PROBLEM DESCRIPTION> Determine how many lines in the entries below include "Parking". The reply should be that number and nothing else.

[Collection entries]
========
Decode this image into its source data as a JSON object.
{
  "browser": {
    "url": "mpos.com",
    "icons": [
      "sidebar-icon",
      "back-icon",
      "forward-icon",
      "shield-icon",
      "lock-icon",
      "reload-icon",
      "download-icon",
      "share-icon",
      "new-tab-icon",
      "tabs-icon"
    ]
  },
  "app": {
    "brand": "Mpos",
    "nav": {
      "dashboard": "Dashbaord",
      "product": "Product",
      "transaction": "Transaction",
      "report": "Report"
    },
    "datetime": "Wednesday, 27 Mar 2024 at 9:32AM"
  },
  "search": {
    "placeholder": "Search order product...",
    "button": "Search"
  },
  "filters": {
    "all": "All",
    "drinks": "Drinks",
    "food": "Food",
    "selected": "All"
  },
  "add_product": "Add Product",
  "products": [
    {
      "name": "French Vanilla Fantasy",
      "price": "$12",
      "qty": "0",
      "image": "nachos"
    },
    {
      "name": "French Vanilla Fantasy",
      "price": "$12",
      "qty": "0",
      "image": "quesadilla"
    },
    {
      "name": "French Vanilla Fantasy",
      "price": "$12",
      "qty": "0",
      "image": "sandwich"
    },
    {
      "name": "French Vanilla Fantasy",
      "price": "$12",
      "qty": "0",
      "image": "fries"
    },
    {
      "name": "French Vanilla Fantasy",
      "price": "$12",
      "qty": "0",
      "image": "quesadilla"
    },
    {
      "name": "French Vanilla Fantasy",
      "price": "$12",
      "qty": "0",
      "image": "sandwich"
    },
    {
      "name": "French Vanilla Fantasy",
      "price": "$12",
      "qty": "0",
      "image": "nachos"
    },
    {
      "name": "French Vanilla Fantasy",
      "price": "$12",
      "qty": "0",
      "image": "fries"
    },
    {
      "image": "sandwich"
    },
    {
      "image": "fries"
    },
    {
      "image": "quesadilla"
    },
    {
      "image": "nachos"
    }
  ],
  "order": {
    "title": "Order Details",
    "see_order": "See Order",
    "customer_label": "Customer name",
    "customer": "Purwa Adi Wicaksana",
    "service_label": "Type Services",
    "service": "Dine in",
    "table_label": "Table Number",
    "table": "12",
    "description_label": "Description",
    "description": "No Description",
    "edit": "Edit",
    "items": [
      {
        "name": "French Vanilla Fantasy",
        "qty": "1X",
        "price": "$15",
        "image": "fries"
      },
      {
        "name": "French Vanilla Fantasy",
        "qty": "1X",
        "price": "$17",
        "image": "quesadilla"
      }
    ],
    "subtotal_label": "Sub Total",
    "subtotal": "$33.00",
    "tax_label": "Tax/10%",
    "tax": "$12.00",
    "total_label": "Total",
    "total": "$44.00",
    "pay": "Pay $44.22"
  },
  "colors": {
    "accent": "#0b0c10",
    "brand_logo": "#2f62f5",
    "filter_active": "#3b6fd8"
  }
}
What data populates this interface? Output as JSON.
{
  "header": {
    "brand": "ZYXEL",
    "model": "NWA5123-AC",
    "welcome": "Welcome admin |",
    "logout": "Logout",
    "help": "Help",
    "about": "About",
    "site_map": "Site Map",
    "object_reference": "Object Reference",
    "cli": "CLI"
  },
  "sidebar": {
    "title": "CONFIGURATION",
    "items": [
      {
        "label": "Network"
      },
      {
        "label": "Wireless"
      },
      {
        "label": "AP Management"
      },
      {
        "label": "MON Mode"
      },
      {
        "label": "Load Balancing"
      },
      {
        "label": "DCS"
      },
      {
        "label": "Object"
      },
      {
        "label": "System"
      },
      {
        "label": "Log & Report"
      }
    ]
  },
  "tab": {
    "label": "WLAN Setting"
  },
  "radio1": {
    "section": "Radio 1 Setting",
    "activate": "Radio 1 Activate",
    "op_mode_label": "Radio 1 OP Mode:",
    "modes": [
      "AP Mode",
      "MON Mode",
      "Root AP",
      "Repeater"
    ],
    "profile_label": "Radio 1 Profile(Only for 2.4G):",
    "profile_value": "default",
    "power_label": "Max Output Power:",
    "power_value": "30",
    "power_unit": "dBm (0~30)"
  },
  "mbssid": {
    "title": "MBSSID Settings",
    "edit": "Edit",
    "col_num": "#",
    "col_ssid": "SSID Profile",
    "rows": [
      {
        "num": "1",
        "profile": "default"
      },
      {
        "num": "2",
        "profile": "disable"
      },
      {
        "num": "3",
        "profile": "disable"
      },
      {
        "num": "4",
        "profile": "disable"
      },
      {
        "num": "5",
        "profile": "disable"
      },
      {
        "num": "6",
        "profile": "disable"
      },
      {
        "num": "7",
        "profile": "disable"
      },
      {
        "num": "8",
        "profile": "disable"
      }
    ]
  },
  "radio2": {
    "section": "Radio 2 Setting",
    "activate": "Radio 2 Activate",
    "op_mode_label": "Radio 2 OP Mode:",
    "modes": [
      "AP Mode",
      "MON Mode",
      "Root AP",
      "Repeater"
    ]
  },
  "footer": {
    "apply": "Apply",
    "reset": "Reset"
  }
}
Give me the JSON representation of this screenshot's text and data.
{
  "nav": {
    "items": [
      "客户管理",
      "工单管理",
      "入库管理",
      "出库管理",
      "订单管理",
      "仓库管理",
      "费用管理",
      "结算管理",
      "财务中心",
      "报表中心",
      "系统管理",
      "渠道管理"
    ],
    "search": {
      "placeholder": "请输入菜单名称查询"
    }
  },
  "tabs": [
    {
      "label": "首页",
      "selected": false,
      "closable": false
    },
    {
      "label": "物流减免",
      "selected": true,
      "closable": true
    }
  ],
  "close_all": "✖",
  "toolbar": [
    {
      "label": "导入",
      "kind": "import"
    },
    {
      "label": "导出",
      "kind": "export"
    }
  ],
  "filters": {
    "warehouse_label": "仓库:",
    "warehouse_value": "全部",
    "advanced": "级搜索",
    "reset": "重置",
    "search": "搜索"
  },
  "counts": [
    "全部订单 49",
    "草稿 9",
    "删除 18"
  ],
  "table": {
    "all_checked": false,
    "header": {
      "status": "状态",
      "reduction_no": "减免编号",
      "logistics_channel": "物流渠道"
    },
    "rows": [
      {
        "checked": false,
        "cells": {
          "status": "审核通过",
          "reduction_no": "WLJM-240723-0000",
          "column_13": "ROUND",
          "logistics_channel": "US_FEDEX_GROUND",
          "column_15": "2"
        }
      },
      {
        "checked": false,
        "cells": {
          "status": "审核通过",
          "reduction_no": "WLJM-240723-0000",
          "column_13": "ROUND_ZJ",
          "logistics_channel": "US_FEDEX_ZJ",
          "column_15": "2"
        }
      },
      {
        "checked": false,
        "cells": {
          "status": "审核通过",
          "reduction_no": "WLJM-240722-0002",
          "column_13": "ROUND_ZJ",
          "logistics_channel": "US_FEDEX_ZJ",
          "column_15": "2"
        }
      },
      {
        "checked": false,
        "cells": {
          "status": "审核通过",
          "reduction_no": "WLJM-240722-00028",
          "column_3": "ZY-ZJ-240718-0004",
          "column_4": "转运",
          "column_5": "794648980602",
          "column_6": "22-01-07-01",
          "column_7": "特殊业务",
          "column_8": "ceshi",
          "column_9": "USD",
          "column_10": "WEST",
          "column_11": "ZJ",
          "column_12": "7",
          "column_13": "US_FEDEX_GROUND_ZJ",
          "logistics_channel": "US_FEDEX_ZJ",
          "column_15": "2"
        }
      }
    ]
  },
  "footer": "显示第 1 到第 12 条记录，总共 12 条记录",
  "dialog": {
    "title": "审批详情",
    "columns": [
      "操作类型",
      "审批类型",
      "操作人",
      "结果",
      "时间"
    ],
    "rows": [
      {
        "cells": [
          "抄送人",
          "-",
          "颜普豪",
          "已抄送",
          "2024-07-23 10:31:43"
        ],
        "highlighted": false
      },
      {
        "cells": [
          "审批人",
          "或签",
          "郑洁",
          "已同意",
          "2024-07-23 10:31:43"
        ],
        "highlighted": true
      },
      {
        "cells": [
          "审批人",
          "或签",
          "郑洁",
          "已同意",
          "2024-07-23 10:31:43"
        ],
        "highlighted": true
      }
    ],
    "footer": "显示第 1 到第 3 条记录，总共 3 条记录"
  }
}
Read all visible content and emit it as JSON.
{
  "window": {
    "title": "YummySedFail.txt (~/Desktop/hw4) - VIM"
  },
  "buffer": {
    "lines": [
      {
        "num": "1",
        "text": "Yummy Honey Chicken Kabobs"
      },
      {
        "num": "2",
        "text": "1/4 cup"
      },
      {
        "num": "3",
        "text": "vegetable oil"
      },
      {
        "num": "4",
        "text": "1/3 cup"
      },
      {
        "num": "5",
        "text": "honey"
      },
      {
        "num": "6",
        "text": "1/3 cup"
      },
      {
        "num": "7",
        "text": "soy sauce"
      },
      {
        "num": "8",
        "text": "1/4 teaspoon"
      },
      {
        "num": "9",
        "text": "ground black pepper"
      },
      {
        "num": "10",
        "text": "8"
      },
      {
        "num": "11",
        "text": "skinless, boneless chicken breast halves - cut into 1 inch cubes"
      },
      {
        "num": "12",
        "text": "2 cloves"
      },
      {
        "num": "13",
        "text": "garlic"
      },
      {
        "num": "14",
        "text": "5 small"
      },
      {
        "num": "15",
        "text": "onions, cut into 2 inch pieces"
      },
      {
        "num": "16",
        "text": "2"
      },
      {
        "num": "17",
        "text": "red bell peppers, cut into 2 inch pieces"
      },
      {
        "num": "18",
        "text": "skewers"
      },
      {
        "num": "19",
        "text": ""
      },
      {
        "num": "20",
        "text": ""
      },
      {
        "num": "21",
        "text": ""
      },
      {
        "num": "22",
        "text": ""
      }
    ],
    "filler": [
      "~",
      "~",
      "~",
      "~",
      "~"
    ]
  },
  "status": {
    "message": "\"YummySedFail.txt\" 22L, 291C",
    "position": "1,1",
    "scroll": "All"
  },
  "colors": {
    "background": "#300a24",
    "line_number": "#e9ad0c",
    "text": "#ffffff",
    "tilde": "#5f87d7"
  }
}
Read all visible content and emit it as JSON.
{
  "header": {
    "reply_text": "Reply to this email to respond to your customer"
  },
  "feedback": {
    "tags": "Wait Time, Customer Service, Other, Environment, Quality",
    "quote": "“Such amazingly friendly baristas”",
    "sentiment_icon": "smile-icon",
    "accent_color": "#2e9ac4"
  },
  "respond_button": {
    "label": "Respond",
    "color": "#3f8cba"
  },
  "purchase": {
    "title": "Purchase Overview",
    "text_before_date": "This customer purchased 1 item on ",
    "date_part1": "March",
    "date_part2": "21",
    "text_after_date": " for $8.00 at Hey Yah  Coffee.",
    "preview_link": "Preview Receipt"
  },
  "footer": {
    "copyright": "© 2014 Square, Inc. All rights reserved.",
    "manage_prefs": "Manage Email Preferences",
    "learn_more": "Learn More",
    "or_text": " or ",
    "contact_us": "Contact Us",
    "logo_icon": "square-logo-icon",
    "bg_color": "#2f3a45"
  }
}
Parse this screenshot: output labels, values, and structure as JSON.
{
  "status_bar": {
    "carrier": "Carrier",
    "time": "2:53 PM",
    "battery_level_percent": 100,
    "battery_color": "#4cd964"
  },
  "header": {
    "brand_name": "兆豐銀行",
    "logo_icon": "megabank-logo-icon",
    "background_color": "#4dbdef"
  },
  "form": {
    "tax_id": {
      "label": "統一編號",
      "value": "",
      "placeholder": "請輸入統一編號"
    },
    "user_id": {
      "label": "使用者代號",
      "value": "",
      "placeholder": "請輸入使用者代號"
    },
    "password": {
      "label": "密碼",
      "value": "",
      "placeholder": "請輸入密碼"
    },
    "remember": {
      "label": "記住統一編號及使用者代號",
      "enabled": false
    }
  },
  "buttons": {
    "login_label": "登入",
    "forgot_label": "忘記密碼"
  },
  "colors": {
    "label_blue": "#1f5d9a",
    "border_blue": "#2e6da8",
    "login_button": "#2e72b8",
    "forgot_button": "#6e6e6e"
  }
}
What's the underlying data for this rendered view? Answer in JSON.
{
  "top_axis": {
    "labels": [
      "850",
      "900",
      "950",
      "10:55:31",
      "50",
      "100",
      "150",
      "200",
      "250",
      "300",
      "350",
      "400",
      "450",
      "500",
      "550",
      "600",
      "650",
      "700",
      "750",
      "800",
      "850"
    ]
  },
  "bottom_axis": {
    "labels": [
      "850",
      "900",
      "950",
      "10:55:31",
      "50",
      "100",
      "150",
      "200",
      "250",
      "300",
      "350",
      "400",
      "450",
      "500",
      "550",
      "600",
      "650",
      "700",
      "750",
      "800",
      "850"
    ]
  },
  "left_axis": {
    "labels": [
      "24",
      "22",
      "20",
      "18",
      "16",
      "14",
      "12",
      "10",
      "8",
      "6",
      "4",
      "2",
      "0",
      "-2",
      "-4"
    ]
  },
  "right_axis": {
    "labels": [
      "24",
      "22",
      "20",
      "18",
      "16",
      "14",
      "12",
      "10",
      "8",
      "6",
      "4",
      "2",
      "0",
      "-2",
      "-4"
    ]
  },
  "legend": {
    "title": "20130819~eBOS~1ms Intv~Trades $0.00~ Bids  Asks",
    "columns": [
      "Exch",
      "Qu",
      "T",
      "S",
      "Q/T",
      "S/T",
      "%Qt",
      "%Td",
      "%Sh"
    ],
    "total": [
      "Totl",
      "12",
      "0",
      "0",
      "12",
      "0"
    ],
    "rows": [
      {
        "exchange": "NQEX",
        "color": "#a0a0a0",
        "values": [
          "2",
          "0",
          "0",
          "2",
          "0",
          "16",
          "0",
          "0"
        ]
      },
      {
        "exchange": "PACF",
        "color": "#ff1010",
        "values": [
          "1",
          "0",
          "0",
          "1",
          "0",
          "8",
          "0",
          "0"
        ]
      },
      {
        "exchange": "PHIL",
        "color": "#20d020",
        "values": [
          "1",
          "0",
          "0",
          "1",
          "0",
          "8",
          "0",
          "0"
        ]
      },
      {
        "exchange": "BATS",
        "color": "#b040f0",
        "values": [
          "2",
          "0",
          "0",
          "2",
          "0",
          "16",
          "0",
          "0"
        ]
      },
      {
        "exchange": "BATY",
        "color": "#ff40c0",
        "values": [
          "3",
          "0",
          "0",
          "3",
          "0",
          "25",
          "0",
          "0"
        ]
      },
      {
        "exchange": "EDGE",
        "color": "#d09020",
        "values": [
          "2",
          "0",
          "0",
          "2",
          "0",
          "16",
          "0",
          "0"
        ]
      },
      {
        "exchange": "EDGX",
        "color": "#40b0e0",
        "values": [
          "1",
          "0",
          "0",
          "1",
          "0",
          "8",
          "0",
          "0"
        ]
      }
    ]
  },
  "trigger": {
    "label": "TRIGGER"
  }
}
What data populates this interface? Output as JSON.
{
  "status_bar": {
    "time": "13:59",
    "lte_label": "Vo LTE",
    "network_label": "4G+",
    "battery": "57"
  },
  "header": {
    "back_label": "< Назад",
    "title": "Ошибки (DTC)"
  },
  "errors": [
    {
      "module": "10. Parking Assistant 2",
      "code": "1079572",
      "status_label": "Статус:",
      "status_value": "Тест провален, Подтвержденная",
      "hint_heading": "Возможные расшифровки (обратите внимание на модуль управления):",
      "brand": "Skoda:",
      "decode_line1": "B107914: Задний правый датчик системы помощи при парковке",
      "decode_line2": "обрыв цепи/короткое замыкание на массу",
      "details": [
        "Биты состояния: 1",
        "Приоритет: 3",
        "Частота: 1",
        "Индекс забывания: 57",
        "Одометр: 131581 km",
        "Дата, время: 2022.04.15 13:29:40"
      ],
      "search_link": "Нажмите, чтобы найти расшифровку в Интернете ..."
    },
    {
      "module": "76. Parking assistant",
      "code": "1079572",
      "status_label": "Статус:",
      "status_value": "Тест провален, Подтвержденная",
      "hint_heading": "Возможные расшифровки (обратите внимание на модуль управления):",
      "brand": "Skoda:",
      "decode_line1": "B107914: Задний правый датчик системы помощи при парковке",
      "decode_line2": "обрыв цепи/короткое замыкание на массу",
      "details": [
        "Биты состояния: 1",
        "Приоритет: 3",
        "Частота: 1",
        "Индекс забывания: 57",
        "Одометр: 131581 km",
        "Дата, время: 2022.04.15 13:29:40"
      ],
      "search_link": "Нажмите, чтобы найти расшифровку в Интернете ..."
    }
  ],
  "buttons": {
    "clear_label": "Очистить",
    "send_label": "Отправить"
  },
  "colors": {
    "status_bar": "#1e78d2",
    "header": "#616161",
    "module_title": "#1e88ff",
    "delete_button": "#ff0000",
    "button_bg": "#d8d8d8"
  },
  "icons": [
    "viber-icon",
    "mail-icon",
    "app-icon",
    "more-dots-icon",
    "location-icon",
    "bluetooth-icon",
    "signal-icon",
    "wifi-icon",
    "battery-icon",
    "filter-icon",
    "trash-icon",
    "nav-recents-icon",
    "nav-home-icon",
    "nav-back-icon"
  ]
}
========
SOLUTION TO THIS PROBLEM> 2